(What to work on): Your answer should be a single number: the count of lines that include "Koopmann".
──────── Given entries
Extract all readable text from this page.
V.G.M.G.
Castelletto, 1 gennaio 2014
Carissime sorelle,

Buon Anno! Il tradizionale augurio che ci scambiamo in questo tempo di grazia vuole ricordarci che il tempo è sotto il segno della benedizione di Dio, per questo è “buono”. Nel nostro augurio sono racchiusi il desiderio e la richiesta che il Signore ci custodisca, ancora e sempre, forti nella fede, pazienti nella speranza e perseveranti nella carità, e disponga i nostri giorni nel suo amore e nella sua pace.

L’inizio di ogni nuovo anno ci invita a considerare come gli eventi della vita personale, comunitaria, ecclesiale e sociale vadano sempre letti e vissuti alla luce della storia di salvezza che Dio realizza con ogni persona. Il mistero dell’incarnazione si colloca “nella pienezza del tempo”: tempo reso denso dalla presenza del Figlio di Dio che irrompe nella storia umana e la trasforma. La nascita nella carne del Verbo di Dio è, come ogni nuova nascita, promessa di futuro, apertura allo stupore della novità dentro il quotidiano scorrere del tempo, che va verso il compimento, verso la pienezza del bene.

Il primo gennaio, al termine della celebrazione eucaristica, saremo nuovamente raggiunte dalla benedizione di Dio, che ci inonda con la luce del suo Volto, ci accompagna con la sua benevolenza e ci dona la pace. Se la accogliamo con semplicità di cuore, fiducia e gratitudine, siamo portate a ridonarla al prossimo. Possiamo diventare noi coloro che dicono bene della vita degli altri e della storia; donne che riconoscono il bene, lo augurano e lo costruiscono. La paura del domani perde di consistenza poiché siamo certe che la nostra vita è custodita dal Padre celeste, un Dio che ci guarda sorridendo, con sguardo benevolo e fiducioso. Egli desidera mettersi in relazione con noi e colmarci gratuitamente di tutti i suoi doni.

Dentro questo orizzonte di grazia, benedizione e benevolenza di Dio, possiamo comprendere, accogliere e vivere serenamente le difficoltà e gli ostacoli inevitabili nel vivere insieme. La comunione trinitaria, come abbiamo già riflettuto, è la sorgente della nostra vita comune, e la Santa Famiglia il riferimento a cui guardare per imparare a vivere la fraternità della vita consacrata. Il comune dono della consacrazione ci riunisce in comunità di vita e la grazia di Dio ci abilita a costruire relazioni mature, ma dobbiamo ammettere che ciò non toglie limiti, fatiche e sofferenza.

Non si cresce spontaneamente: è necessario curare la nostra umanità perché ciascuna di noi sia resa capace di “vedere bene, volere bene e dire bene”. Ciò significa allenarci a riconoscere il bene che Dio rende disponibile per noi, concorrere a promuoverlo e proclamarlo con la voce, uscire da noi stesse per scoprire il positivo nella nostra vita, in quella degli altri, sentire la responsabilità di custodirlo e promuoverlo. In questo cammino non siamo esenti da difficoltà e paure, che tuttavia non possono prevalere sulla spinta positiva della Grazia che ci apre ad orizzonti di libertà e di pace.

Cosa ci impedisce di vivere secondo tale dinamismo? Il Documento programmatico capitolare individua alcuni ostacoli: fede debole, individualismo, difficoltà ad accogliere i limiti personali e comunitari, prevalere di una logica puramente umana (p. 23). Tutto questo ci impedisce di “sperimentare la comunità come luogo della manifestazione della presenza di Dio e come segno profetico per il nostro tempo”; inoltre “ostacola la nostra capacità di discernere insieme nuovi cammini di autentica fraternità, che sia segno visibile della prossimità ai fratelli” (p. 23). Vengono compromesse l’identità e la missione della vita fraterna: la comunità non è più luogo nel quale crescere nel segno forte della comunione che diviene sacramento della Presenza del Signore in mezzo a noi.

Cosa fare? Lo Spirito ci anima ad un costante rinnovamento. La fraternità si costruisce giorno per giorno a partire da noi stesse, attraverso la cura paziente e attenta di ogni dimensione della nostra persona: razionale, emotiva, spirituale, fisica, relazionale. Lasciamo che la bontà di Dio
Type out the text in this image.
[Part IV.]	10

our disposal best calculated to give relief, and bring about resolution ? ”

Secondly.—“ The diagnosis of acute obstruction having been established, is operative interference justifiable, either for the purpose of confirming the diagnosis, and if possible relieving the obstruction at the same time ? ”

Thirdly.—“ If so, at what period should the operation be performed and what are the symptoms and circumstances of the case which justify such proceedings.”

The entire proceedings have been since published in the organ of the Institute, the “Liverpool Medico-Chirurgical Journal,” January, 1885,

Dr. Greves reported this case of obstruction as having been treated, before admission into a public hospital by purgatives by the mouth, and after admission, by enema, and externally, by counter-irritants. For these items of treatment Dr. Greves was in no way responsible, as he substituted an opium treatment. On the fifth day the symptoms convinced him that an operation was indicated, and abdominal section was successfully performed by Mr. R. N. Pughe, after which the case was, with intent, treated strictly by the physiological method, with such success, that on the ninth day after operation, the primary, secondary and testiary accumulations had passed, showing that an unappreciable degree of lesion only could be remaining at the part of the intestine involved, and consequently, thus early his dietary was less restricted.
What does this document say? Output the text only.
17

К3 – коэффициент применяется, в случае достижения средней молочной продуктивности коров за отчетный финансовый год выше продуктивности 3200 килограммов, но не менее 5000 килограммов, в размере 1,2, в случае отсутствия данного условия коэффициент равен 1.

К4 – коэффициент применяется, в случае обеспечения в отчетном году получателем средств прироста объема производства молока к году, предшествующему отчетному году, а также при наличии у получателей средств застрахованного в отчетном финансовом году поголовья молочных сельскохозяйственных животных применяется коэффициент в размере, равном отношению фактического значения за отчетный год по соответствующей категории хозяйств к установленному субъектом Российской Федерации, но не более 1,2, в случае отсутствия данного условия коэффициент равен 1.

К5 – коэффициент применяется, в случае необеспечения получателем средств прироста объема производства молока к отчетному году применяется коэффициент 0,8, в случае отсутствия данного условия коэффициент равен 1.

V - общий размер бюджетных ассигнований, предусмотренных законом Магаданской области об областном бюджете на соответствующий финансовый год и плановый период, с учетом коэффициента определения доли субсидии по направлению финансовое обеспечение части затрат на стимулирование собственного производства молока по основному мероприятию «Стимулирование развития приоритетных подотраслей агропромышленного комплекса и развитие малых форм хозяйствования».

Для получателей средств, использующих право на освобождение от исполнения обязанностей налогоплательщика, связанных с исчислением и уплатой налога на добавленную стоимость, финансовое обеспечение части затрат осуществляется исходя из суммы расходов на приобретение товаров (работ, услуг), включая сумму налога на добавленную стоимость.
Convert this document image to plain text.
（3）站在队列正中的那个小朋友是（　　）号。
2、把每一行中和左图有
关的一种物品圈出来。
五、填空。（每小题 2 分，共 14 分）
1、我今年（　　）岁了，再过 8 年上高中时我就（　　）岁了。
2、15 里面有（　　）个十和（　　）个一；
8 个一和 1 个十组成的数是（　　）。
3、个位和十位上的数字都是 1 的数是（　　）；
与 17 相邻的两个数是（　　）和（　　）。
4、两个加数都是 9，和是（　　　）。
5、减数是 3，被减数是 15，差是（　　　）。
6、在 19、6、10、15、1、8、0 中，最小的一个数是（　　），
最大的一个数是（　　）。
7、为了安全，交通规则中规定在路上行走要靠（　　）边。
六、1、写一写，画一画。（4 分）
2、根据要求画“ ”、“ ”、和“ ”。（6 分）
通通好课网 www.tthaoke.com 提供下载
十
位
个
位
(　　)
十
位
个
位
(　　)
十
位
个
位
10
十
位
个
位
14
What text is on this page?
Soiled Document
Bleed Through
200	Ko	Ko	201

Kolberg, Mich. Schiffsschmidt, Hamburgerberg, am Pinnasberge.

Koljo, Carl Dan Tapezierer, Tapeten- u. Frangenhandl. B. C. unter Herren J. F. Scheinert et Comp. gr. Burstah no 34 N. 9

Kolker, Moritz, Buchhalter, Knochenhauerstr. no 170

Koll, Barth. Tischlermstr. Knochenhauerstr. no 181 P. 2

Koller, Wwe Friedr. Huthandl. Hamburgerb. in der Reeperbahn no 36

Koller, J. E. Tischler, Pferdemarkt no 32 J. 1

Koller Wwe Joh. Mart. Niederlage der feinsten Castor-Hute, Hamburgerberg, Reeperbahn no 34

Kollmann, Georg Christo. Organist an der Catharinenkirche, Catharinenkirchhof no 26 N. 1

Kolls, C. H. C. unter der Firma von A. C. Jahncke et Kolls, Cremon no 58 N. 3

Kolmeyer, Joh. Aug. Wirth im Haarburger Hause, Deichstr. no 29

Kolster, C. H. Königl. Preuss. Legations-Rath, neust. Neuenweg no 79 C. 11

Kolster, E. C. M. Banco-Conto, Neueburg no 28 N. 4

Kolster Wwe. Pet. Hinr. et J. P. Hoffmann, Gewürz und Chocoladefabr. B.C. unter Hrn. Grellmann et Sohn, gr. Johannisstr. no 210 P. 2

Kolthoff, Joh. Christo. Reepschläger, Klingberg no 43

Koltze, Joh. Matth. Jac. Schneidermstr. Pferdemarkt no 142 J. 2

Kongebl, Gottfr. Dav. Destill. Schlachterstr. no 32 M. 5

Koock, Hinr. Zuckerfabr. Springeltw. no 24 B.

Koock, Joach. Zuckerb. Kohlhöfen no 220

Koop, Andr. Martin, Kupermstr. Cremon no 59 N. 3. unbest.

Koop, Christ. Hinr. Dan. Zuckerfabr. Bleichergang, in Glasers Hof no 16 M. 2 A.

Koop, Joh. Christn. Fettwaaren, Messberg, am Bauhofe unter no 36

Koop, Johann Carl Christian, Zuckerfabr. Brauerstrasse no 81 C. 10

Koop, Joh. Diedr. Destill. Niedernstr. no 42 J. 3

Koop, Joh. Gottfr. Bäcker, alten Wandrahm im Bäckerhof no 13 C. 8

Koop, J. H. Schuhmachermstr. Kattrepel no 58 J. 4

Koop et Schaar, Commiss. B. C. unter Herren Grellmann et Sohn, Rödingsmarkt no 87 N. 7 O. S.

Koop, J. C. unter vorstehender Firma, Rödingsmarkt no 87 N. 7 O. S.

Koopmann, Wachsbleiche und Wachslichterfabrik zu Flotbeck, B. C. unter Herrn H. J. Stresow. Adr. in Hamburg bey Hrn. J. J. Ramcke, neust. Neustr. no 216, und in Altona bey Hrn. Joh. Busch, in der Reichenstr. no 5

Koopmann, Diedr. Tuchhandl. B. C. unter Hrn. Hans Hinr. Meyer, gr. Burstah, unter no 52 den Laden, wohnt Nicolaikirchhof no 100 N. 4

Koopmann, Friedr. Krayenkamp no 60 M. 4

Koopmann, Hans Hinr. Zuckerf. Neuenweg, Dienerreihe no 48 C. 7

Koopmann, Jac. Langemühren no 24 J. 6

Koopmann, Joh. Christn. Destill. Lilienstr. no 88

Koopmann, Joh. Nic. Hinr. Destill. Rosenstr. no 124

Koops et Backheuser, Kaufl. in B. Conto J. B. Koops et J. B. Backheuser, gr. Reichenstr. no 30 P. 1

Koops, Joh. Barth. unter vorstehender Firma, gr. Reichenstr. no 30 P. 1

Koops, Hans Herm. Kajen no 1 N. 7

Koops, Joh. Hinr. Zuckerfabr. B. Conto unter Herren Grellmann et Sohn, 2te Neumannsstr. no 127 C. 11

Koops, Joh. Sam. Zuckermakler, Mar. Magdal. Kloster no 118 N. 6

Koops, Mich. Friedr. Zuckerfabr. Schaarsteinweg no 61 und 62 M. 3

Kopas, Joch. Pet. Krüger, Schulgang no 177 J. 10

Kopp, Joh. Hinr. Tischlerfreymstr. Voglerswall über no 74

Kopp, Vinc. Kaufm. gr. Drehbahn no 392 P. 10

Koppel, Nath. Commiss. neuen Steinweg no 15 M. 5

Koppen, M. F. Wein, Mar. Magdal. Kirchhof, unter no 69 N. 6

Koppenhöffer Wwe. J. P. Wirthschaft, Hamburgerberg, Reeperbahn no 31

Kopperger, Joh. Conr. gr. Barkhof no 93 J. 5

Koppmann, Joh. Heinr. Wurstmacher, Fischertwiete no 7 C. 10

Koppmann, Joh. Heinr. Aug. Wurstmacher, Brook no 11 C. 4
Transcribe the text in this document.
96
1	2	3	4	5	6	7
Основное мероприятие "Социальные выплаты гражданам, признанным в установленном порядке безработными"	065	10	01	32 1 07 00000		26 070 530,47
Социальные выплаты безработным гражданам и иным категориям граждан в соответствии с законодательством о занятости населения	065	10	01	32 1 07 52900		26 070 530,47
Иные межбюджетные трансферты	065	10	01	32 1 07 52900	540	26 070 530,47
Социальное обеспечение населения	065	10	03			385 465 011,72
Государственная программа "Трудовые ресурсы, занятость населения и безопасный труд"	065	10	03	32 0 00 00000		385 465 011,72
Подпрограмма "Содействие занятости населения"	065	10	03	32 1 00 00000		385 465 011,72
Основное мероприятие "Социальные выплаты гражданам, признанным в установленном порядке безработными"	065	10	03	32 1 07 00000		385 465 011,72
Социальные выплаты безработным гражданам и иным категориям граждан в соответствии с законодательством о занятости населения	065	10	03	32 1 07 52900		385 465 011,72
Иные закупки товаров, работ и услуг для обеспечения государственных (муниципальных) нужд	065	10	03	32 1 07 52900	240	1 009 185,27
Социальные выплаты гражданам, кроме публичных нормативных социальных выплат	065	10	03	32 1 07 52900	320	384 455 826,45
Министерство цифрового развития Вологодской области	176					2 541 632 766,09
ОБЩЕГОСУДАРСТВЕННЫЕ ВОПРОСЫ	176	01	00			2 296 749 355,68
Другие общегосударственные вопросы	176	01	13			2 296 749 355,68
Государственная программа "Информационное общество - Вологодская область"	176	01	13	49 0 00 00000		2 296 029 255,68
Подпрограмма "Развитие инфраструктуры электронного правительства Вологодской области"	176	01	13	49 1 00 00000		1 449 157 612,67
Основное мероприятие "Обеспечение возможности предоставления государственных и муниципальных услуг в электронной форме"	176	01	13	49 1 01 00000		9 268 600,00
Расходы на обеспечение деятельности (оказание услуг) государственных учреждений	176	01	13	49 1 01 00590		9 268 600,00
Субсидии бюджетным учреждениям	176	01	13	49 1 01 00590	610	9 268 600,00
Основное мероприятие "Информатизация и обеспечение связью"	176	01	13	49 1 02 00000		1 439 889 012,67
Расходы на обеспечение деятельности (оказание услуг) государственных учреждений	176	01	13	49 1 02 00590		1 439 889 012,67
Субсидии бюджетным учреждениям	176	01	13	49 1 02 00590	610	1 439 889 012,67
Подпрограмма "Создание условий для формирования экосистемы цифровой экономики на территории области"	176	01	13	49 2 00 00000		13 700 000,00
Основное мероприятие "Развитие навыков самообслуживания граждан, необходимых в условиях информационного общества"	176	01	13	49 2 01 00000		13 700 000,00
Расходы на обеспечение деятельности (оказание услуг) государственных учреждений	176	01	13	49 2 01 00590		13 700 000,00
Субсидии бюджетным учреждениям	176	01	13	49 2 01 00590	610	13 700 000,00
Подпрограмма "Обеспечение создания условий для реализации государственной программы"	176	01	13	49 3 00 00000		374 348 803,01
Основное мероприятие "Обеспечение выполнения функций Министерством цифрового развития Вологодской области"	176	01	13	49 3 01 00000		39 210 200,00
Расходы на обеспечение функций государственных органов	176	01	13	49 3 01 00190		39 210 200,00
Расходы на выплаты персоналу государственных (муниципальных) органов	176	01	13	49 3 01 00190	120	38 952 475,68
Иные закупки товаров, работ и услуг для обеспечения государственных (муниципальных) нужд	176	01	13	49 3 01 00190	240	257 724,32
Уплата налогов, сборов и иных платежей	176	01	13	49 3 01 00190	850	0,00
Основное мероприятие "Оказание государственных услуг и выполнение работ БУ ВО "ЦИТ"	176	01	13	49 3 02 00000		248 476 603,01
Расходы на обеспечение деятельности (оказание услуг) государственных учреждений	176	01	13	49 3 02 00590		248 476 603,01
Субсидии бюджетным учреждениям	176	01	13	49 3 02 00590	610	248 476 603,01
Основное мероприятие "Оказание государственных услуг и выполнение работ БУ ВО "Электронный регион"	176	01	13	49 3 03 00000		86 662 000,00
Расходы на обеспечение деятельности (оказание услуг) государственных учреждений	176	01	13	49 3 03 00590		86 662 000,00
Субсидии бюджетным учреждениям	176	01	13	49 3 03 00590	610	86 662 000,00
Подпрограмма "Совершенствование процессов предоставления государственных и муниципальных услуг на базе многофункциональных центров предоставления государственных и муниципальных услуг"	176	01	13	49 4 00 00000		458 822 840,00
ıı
────────────────
(Response to this exercise): 7